## Aim of the exercise:
Lines containing the word "비밀번호" need to be counted. Please reply with how many there are, and nothing else.

## Stored data:
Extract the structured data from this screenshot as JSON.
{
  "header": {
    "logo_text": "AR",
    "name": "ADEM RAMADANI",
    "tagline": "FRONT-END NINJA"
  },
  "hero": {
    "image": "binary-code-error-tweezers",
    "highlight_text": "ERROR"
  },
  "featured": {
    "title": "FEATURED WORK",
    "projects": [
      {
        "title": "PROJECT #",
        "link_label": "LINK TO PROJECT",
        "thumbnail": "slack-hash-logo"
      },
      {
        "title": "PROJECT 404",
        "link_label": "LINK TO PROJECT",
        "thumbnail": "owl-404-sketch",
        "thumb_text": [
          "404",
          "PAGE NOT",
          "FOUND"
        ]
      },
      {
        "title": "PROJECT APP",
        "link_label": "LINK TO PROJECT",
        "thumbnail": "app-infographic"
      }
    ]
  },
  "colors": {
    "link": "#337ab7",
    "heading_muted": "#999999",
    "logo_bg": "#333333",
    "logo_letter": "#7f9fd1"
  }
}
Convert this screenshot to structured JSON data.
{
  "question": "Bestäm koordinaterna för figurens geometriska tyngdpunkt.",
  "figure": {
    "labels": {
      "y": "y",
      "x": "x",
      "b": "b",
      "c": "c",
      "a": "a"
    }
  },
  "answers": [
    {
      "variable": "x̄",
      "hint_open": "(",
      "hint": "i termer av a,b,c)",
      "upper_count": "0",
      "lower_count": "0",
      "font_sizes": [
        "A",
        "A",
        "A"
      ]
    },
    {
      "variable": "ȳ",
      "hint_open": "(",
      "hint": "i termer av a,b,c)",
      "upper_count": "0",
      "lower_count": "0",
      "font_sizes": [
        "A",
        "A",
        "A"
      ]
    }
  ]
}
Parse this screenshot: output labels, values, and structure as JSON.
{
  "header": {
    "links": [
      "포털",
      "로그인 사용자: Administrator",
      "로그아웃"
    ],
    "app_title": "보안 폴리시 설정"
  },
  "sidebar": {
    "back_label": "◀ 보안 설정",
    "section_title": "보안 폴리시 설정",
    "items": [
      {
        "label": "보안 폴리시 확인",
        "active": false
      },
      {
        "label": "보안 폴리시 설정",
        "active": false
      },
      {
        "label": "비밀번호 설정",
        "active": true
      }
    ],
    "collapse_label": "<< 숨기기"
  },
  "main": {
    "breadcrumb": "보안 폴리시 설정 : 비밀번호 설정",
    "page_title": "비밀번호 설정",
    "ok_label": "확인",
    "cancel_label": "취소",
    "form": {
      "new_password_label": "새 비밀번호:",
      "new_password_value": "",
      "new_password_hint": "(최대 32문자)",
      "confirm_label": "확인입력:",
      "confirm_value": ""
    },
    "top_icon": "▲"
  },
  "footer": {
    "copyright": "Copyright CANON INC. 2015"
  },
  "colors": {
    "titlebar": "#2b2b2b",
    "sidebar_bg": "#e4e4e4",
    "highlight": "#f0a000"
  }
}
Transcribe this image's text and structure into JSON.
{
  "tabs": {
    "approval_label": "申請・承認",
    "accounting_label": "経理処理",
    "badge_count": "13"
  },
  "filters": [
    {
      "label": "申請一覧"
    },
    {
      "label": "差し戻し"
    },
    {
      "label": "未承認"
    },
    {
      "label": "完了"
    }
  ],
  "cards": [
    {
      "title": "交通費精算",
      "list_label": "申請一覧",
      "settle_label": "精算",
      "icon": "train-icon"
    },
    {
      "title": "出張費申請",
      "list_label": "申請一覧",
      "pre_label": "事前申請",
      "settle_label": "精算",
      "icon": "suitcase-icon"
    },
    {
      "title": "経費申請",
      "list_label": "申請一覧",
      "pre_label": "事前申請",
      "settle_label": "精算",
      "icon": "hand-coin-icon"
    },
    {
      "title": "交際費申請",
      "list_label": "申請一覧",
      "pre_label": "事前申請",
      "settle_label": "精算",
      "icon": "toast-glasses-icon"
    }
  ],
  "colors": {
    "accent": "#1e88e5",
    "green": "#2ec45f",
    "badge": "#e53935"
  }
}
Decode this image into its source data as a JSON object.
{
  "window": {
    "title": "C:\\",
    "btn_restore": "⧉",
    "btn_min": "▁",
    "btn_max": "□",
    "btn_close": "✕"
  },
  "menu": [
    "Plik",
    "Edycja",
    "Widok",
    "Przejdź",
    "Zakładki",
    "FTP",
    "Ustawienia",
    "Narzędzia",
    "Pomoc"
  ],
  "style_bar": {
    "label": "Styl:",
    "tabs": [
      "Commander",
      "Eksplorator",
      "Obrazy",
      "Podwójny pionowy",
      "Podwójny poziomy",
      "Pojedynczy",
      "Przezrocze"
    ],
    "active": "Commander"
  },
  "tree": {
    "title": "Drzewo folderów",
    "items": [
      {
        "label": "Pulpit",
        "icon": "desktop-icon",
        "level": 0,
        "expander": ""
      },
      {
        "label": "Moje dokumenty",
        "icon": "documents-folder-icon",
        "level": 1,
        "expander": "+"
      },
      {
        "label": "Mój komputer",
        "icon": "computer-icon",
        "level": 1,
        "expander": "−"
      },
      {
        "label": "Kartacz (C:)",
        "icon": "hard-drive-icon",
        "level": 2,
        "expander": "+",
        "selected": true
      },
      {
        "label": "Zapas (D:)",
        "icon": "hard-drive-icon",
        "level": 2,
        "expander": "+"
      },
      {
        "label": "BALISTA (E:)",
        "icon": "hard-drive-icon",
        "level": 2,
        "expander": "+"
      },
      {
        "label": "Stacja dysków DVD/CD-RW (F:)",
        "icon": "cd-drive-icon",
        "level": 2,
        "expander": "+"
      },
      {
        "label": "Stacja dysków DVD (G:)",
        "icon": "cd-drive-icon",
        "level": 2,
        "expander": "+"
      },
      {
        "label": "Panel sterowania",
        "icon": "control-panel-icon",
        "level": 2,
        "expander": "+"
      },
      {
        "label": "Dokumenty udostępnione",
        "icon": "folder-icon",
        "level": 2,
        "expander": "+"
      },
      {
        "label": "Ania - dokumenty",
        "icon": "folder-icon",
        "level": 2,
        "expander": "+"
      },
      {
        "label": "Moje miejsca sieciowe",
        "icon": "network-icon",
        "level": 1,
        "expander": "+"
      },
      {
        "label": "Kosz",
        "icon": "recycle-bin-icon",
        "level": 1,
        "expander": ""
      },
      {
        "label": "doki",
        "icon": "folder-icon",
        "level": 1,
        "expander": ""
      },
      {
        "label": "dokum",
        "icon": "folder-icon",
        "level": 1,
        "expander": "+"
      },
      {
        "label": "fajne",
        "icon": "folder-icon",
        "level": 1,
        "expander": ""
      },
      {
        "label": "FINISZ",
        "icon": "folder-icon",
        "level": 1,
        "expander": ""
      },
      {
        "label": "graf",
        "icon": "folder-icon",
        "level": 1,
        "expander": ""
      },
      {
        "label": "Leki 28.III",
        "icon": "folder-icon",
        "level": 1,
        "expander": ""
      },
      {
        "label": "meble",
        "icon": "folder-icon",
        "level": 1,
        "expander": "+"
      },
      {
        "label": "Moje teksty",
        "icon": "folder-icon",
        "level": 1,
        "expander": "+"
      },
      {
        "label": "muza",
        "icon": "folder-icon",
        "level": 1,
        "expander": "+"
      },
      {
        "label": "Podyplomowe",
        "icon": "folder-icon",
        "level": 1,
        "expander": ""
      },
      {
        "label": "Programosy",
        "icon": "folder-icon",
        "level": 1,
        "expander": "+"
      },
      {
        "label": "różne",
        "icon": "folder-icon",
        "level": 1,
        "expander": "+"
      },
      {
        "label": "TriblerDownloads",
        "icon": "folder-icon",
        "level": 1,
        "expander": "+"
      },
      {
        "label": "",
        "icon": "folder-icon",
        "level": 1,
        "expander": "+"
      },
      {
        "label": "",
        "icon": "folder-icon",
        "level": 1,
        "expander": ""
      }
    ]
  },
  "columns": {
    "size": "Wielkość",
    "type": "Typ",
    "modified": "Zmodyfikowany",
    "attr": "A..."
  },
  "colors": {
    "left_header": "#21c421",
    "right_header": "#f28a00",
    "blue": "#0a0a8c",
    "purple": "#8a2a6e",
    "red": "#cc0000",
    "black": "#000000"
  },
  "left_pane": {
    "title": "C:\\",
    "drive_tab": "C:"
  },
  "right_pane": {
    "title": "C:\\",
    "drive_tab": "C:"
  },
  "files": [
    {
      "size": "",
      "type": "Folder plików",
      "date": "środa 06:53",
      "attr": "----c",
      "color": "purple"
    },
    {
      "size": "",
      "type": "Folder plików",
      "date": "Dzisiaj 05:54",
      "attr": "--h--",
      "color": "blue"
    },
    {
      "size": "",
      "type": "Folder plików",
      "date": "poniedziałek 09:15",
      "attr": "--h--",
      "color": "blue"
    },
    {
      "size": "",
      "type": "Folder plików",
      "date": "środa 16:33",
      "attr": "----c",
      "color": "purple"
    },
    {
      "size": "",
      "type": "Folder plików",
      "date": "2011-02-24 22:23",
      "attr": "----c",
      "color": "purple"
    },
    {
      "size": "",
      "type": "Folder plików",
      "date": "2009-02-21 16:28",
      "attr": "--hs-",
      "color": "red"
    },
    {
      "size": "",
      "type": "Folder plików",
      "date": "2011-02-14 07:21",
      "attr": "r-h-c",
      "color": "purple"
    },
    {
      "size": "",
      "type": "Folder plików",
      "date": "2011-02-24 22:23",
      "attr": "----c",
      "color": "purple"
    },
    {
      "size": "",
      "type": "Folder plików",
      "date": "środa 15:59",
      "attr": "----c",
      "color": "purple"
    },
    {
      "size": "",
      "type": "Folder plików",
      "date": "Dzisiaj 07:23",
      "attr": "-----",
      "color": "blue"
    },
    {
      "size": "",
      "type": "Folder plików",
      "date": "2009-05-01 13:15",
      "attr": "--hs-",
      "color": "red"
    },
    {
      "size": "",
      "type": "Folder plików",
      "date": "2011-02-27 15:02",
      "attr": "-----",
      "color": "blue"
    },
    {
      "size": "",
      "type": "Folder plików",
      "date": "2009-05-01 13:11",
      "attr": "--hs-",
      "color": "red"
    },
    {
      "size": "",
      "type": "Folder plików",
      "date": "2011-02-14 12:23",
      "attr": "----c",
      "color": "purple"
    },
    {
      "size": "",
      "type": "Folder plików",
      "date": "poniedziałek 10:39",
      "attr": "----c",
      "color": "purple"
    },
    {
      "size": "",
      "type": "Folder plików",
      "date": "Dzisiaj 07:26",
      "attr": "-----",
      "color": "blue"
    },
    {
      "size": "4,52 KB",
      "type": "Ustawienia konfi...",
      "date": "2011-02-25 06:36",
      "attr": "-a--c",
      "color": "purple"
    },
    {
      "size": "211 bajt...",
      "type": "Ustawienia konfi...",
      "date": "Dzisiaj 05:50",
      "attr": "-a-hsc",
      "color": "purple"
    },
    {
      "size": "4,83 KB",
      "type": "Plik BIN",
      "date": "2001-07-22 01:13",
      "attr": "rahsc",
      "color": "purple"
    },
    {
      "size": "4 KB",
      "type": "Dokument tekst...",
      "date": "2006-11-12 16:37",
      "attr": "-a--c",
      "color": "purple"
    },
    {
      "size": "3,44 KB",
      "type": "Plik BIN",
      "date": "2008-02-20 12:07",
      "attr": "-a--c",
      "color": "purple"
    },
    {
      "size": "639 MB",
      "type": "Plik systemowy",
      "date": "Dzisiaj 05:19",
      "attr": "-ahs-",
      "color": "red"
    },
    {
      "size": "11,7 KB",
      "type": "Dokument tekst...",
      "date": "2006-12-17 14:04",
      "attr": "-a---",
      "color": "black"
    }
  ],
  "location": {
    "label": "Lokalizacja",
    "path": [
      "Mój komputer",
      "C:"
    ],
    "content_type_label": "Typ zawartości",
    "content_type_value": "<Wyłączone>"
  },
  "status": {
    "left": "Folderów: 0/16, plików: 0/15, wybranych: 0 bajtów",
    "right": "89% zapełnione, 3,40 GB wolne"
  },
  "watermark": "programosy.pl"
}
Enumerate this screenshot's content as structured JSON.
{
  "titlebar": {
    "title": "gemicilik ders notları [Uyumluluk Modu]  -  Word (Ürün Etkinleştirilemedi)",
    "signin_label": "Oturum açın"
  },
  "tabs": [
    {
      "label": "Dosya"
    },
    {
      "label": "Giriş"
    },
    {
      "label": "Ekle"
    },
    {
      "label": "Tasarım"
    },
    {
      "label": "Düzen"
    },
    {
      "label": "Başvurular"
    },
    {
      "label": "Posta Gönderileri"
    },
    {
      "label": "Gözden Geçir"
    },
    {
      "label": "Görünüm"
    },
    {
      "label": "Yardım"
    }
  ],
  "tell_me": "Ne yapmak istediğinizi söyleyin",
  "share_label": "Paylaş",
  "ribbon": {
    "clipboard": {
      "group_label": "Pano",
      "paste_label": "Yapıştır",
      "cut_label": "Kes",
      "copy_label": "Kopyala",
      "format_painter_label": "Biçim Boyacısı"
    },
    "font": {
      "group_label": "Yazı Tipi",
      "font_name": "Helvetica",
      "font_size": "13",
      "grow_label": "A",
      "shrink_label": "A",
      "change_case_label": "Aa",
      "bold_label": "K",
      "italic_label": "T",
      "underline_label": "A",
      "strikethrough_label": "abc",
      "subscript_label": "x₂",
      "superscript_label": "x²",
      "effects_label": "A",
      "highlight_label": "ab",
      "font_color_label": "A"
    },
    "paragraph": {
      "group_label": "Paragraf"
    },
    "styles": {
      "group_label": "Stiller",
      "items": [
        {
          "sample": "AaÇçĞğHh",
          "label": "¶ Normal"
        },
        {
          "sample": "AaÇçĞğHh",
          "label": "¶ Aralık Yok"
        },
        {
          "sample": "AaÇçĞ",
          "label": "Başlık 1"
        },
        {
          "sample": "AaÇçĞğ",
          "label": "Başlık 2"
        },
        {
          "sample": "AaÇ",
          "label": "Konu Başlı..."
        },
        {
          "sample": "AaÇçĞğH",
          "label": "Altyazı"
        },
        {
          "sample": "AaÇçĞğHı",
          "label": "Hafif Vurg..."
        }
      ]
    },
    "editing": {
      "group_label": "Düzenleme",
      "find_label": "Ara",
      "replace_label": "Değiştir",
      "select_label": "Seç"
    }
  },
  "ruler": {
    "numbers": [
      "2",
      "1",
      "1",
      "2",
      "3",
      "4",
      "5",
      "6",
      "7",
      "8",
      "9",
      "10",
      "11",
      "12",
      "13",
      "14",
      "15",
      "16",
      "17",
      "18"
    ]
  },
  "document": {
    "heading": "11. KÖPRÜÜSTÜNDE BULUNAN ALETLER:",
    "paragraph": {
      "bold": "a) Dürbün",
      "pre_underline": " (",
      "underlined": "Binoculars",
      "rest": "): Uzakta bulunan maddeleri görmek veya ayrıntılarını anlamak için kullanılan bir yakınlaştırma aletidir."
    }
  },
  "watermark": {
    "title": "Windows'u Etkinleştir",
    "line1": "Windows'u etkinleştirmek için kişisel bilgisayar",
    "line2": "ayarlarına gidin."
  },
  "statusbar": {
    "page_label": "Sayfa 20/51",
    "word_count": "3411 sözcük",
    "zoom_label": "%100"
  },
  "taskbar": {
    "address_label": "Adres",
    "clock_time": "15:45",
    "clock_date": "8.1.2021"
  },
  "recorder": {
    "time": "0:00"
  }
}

## Exercise result:
4